**WHAT IS ASKED:**
Report how many lines contain "autorizovaných"; state the number and nothing else.
——
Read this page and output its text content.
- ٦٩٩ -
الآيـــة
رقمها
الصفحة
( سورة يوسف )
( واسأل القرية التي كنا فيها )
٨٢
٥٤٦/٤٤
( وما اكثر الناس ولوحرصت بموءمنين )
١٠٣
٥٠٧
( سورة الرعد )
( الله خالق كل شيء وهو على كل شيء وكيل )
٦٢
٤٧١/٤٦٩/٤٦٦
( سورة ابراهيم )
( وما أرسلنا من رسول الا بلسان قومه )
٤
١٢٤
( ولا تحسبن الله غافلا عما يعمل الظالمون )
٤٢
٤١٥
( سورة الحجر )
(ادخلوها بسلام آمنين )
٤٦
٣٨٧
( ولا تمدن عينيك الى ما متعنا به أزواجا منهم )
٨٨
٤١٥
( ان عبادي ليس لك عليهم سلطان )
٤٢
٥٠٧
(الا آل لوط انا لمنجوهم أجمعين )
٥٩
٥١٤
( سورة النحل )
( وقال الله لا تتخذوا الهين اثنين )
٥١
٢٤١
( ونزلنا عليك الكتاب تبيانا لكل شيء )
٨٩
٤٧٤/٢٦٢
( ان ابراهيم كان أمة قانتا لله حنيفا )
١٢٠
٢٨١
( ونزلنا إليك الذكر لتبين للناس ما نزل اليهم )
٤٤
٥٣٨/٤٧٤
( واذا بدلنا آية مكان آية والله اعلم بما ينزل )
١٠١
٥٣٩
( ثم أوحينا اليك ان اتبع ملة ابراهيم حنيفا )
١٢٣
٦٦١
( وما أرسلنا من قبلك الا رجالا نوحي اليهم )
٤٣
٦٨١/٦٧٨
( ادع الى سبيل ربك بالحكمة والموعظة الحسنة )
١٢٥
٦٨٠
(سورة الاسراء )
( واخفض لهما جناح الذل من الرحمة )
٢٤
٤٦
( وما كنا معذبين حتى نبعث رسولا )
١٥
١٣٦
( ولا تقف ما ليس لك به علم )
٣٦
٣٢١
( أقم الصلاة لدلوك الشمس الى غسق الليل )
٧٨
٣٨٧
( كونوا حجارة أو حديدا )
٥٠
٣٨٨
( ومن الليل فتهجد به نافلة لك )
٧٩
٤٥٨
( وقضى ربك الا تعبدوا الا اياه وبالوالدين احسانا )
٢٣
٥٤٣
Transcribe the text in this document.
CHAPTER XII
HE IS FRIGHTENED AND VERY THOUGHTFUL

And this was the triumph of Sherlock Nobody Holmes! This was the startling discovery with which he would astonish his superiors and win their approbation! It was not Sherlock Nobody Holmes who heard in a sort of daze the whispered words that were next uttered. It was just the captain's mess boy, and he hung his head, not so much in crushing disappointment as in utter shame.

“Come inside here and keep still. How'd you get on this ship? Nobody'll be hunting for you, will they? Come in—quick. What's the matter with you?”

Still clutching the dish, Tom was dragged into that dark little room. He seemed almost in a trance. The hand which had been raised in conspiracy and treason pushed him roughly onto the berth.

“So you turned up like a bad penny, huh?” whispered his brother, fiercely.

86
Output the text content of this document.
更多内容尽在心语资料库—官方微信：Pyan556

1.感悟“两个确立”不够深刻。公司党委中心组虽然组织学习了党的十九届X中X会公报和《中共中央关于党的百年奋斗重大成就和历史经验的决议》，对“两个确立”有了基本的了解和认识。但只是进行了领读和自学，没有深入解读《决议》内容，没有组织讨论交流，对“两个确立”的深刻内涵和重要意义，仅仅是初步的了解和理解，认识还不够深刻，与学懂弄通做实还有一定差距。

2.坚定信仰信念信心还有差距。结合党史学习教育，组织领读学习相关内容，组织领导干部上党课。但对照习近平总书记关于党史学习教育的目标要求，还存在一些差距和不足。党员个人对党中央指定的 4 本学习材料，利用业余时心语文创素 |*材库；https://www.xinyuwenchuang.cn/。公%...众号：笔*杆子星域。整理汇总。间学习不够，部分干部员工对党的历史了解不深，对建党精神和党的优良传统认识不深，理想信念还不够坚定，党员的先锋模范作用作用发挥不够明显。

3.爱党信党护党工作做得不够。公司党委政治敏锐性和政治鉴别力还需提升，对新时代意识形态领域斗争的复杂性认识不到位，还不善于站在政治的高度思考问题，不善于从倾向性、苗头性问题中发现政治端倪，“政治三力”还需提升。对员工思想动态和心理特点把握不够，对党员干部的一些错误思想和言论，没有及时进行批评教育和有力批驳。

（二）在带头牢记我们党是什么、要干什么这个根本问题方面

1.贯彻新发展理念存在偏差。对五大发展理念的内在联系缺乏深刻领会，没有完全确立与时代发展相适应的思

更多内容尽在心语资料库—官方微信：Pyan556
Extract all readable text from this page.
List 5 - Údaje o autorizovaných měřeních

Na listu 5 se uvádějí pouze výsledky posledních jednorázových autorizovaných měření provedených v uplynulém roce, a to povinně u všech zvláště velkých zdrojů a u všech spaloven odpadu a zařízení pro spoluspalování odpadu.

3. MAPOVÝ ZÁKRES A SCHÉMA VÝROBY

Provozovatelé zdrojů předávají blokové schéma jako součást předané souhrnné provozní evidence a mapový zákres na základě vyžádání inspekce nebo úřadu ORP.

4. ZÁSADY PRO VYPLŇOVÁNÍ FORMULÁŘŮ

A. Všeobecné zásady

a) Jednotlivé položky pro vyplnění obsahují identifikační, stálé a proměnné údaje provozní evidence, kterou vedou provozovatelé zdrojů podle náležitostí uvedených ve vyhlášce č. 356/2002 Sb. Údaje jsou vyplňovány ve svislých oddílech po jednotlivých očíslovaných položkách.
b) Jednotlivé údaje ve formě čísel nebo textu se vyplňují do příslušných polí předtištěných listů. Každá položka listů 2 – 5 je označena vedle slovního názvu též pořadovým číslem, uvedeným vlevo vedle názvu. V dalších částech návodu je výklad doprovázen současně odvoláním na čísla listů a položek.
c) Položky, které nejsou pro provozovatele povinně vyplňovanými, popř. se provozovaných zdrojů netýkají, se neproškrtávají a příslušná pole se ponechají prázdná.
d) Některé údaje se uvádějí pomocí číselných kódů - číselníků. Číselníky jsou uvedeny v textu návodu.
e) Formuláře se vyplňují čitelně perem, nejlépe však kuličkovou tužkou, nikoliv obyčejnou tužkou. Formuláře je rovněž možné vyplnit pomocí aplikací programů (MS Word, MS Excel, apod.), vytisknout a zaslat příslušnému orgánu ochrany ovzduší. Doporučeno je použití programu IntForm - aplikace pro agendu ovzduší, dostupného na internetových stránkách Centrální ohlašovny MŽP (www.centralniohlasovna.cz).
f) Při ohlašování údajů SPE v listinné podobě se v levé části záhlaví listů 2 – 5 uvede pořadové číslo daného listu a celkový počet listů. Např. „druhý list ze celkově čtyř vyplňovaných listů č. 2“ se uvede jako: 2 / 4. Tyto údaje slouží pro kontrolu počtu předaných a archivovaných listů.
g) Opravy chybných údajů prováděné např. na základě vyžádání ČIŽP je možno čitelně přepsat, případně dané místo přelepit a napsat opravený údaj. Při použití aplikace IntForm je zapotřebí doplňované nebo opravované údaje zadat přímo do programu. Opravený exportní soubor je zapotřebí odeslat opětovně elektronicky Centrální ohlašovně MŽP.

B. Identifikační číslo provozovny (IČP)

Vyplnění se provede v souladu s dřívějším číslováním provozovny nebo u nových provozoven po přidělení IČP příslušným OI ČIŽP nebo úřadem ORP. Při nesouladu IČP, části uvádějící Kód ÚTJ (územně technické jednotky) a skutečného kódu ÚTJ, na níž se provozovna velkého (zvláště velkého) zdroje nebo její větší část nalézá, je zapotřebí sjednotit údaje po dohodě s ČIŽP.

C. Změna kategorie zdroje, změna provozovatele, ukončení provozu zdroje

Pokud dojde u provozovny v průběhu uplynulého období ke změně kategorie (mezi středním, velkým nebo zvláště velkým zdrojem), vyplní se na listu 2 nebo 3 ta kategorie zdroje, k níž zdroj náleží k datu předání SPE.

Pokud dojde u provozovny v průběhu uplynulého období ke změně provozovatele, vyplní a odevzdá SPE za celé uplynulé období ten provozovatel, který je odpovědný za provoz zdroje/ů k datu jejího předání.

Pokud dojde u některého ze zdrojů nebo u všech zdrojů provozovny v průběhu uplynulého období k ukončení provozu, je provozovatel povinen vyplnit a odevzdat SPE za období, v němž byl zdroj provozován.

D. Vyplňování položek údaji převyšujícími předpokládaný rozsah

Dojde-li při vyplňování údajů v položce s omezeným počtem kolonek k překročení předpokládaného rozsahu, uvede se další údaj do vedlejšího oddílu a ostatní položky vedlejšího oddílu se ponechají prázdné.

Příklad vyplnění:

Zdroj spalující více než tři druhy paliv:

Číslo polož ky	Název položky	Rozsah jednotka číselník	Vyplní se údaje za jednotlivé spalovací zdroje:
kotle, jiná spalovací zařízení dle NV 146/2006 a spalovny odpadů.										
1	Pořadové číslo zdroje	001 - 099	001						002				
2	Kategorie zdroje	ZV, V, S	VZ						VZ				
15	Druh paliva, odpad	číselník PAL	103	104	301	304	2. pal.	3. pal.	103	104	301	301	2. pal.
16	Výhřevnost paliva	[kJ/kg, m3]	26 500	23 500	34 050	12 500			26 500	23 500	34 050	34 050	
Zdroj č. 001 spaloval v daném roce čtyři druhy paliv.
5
——
**ANSWER TO THE TASK:**
2